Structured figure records
'''

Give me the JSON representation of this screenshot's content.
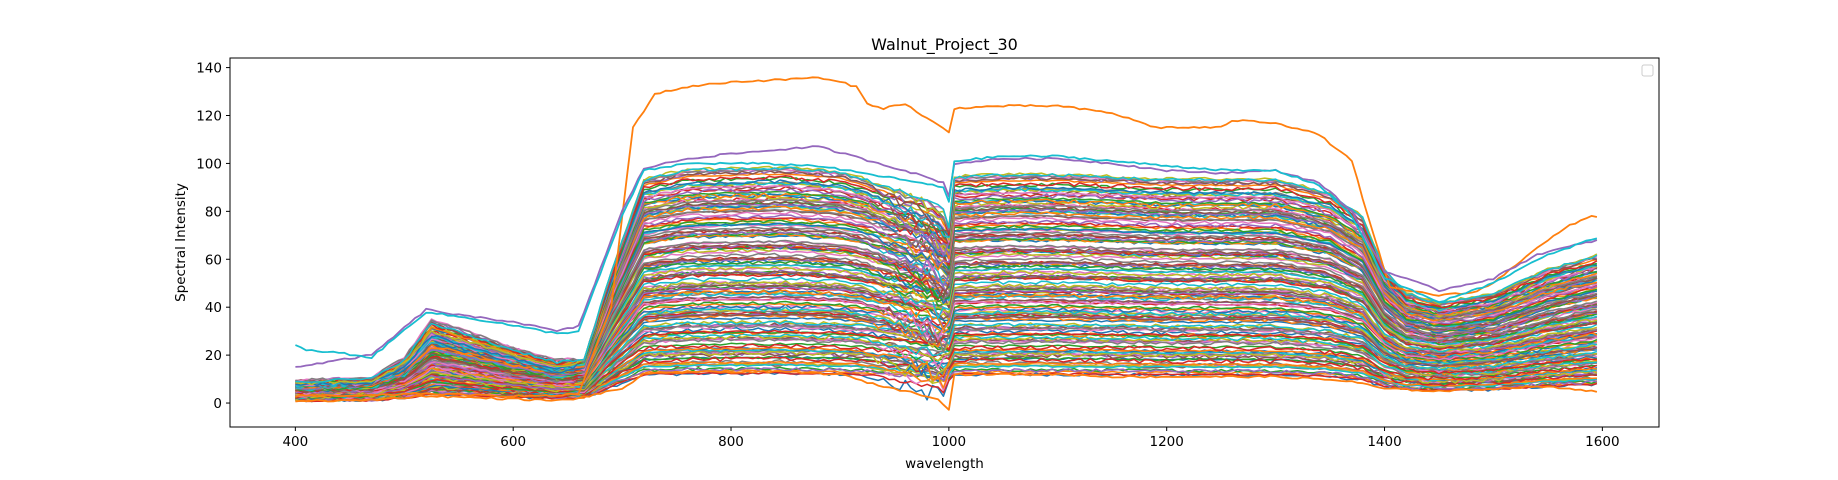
{
  "chart_data": {
    "type": "line",
    "title": "Walnut_Project_30",
    "xlabel": "wavelength",
    "ylabel": "Spectral Intensity",
    "xlim": [
      340,
      1652
    ],
    "ylim": [
      -10,
      144
    ],
    "xticks": [
      400,
      600,
      800,
      1000,
      1200,
      1400,
      1600
    ],
    "yticks": [
      0,
      20,
      40,
      60,
      80,
      100,
      120,
      140
    ],
    "grid": false,
    "legend": {
      "placement": "upper right",
      "entries": []
    },
    "wavelength_range": [
      400,
      1595
    ],
    "series_count": 150,
    "color_cycle": [
      "#1f77b4",
      "#ff7f0e",
      "#2ca02c",
      "#d62728",
      "#9467bd",
      "#8c564b",
      "#e377c2",
      "#7f7f7f",
      "#bcbd22",
      "#17becf"
    ],
    "series": [
      {
        "description": "highest spectrum (outlier)",
        "color": "#ff7f0e",
        "points": [
          [
            400,
            3
          ],
          [
            460,
            3
          ],
          [
            520,
            4
          ],
          [
            580,
            3
          ],
          [
            640,
            3
          ],
          [
            660,
            4
          ],
          [
            690,
            40
          ],
          [
            710,
            115
          ],
          [
            730,
            129
          ],
          [
            760,
            132
          ],
          [
            800,
            134
          ],
          [
            850,
            135
          ],
          [
            875,
            136
          ],
          [
            900,
            134
          ],
          [
            915,
            132
          ],
          [
            925,
            125
          ],
          [
            940,
            123
          ],
          [
            960,
            125
          ],
          [
            975,
            120
          ],
          [
            990,
            116
          ],
          [
            1000,
            113
          ],
          [
            1005,
            123
          ],
          [
            1050,
            124
          ],
          [
            1100,
            124
          ],
          [
            1150,
            121
          ],
          [
            1190,
            115
          ],
          [
            1230,
            115
          ],
          [
            1250,
            115
          ],
          [
            1260,
            118
          ],
          [
            1300,
            117
          ],
          [
            1340,
            112
          ],
          [
            1370,
            101
          ],
          [
            1390,
            70
          ],
          [
            1405,
            48
          ],
          [
            1450,
            45
          ],
          [
            1480,
            46
          ],
          [
            1500,
            50
          ],
          [
            1540,
            65
          ],
          [
            1570,
            74
          ],
          [
            1590,
            78
          ],
          [
            1595,
            78
          ]
        ]
      },
      {
        "description": "upper envelope",
        "color": "#9467bd",
        "points": [
          [
            400,
            15
          ],
          [
            470,
            20
          ],
          [
            520,
            39
          ],
          [
            560,
            36
          ],
          [
            600,
            34
          ],
          [
            640,
            30
          ],
          [
            660,
            32
          ],
          [
            700,
            80
          ],
          [
            720,
            98
          ],
          [
            760,
            102
          ],
          [
            800,
            104
          ],
          [
            850,
            106
          ],
          [
            880,
            107
          ],
          [
            920,
            102
          ],
          [
            960,
            97
          ],
          [
            995,
            92
          ],
          [
            1000,
            86
          ],
          [
            1005,
            100
          ],
          [
            1050,
            102
          ],
          [
            1100,
            102
          ],
          [
            1150,
            100
          ],
          [
            1200,
            97
          ],
          [
            1250,
            96
          ],
          [
            1300,
            97
          ],
          [
            1340,
            92
          ],
          [
            1370,
            80
          ],
          [
            1400,
            55
          ],
          [
            1450,
            47
          ],
          [
            1500,
            52
          ],
          [
            1540,
            62
          ],
          [
            1595,
            68
          ]
        ]
      },
      {
        "description": "cyan high spectrum",
        "color": "#17becf",
        "points": [
          [
            400,
            24
          ],
          [
            410,
            22
          ],
          [
            440,
            21
          ],
          [
            470,
            19
          ],
          [
            520,
            38
          ],
          [
            580,
            34
          ],
          [
            640,
            29
          ],
          [
            660,
            30
          ],
          [
            700,
            78
          ],
          [
            720,
            97
          ],
          [
            760,
            100
          ],
          [
            820,
            100
          ],
          [
            880,
            99
          ],
          [
            920,
            96
          ],
          [
            960,
            93
          ],
          [
            995,
            90
          ],
          [
            1000,
            84
          ],
          [
            1005,
            101
          ],
          [
            1050,
            103
          ],
          [
            1100,
            103
          ],
          [
            1150,
            101
          ],
          [
            1200,
            99
          ],
          [
            1260,
            97
          ],
          [
            1300,
            97
          ],
          [
            1340,
            91
          ],
          [
            1370,
            78
          ],
          [
            1400,
            52
          ],
          [
            1450,
            42
          ],
          [
            1500,
            50
          ],
          [
            1540,
            60
          ],
          [
            1595,
            69
          ]
        ]
      },
      {
        "description": "lowest spectrum",
        "color": "#ff7f0e",
        "points": [
          [
            400,
            1
          ],
          [
            460,
            1
          ],
          [
            520,
            3
          ],
          [
            580,
            2
          ],
          [
            640,
            1
          ],
          [
            660,
            2
          ],
          [
            700,
            6
          ],
          [
            720,
            12
          ],
          [
            760,
            13
          ],
          [
            800,
            13
          ],
          [
            850,
            13
          ],
          [
            900,
            12
          ],
          [
            930,
            8
          ],
          [
            960,
            5
          ],
          [
            990,
            2
          ],
          [
            1000,
            -3
          ],
          [
            1005,
            12
          ],
          [
            1050,
            12
          ],
          [
            1100,
            12
          ],
          [
            1150,
            11
          ],
          [
            1200,
            11
          ],
          [
            1250,
            11
          ],
          [
            1300,
            11
          ],
          [
            1340,
            10
          ],
          [
            1370,
            9
          ],
          [
            1400,
            6
          ],
          [
            1450,
            5
          ],
          [
            1500,
            6
          ],
          [
            1540,
            7
          ],
          [
            1595,
            5
          ]
        ]
      }
    ]
  }
}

'''

• _Short exercise_:
Every record above must be given again exactly; drop the pictures.

• _Task answer_:
Give me the JSON representation of this screenshot's content.
{
  "chart_data": {
    "type": "line",
    "title": "Walnut_Project_30",
    "xlabel": "wavelength",
    "ylabel": "Spectral Intensity",
    "xlim": [
      340,
      1652
    ],
    "ylim": [
      -10,
      144
    ],
    "xticks": [
      400,
      600,
      800,
      1000,
      1200,
      1400,
      1600
    ],
    "yticks": [
      0,
      20,
      40,
      60,
      80,
      100,
      120,
      140
    ],
    "grid": false,
    "legend": {
      "placement": "upper right",
      "entries": []
    },
    "wavelength_range": [
      400,
      1595
    ],
    "series_count": 150,
    "color_cycle": [
      "#1f77b4",
      "#ff7f0e",
      "#2ca02c",
      "#d62728",
      "#9467bd",
      "#8c564b",
      "#e377c2",
      "#7f7f7f",
      "#bcbd22",
      "#17becf"
    ],
    "series": [
      {
        "description": "highest spectrum (outlier)",
        "color": "#ff7f0e",
        "points": [
          [
            400,
            3
          ],
          [
            460,
            3
          ],
          [
            520,
            4
          ],
          [
            580,
            3
          ],
          [
            640,
            3
          ],
          [
            660,
            4
          ],
          [
            690,
            40
          ],
          [
            710,
            115
          ],
          [
            730,
            129
          ],
          [
            760,
            132
          ],
          [
            800,
            134
          ],
          [
            850,
            135
          ],
          [
            875,
            136
          ],
          [
            900,
            134
          ],
          [
            915,
            132
          ],
          [
            925,
            125
          ],
          [
            940,
            123
          ],
          [
            960,
            125
          ],
          [
            975,
            120
          ],
          [
            990,
            116
          ],
          [
            1000,
            113
          ],
          [
            1005,
            123
          ],
          [
            1050,
            124
          ],
          [
            1100,
            124
          ],
          [
            1150,
            121
          ],
          [
            1190,
            115
          ],
          [
            1230,
            115
          ],
          [
            1250,
            115
          ],
          [
            1260,
            118
          ],
          [
            1300,
            117
          ],
          [
            1340,
            112
          ],
          [
            1370,
            101
          ],
          [
            1390,
            70
          ],
          [
            1405,
            48
          ],
          [
            1450,
            45
          ],
          [
            1480,
            46
          ],
          [
            1500,
            50
          ],
          [
            1540,
            65
          ],
          [
            1570,
            74
          ],
          [
            1590,
            78
          ],
          [
            1595,
            78
          ]
        ]
      },
      {
        "description": "upper envelope",
        "color": "#9467bd",
        "points": [
          [
            400,
            15
          ],
          [
            470,
            20
          ],
          [
            520,
            39
          ],
          [
            560,
            36
          ],
          [
            600,
            34
          ],
          [
            640,
            30
          ],
          [
            660,
            32
          ],
          [
            700,
            80
          ],
          [
            720,
            98
          ],
          [
            760,
            102
          ],
          [
            800,
            104
          ],
          [
            850,
            106
          ],
          [
            880,
            107
          ],
          [
            920,
            102
          ],
          [
            960,
            97
          ],
          [
            995,
            92
          ],
          [
            1000,
            86
          ],
          [
            1005,
            100
          ],
          [
            1050,
            102
          ],
          [
            1100,
            102
          ],
          [
            1150,
            100
          ],
          [
            1200,
            97
          ],
          [
            1250,
            96
          ],
          [
            1300,
            97
          ],
          [
            1340,
            92
          ],
          [
            1370,
            80
          ],
          [
            1400,
            55
          ],
          [
            1450,
            47
          ],
          [
            1500,
            52
          ],
          [
            1540,
            62
          ],
          [
            1595,
            68
          ]
        ]
      },
      {
        "description": "cyan high spectrum",
        "color": "#17becf",
        "points": [
          [
            400,
            24
          ],
          [
            410,
            22
          ],
          [
            440,
            21
          ],
          [
            470,
            19
          ],
          [
            520,
            38
          ],
          [
            580,
            34
          ],
          [
            640,
            29
          ],
          [
            660,
            30
          ],
          [
            700,
            78
          ],
          [
            720,
            97
          ],
          [
            760,
            100
          ],
          [
            820,
            100
          ],
          [
            880,
            99
          ],
          [
            920,
            96
          ],
          [
            960,
            93
          ],
          [
            995,
            90
          ],
          [
            1000,
            84
          ],
          [
            1005,
            101
          ],
          [
            1050,
            103
          ],
          [
            1100,
            103
          ],
          [
            1150,
            101
          ],
          [
            1200,
            99
          ],
          [
            1260,
            97
          ],
          [
            1300,
            97
          ],
          [
            1340,
            91
          ],
          [
            1370,
            78
          ],
          [
            1400,
            52
          ],
          [
            1450,
            42
          ],
          [
            1500,
            50
          ],
          [
            1540,
            60
          ],
          [
            1595,
            69
          ]
        ]
      },
      {
        "description": "lowest spectrum",
        "color": "#ff7f0e",
        "points": [
          [
            400,
            1
          ],
          [
            460,
            1
          ],
          [
            520,
            3
          ],
          [
            580,
            2
          ],
          [
            640,
            1
          ],
          [
            660,
            2
          ],
          [
            700,
            6
          ],
          [
            720,
            12
          ],
          [
            760,
            13
          ],
          [
            800,
            13
          ],
          [
            850,
            13
          ],
          [
            900,
            12
          ],
          [
            930,
            8
          ],
          [
            960,
            5
          ],
          [
            990,
            2
          ],
          [
            1000,
            -3
          ],
          [
            1005,
            12
          ],
          [
            1050,
            12
          ],
          [
            1100,
            12
          ],
          [
            1150,
            11
          ],
          [
            1200,
            11
          ],
          [
            1250,
            11
          ],
          [
            1300,
            11
          ],
          [
            1340,
            10
          ],
          [
            1370,
            9
          ],
          [
            1400,
            6
          ],
          [
            1450,
            5
          ],
          [
            1500,
            6
          ],
          [
            1540,
            7
          ],
          [
            1595,
            5
          ]
        ]
      }
    ]
  }
}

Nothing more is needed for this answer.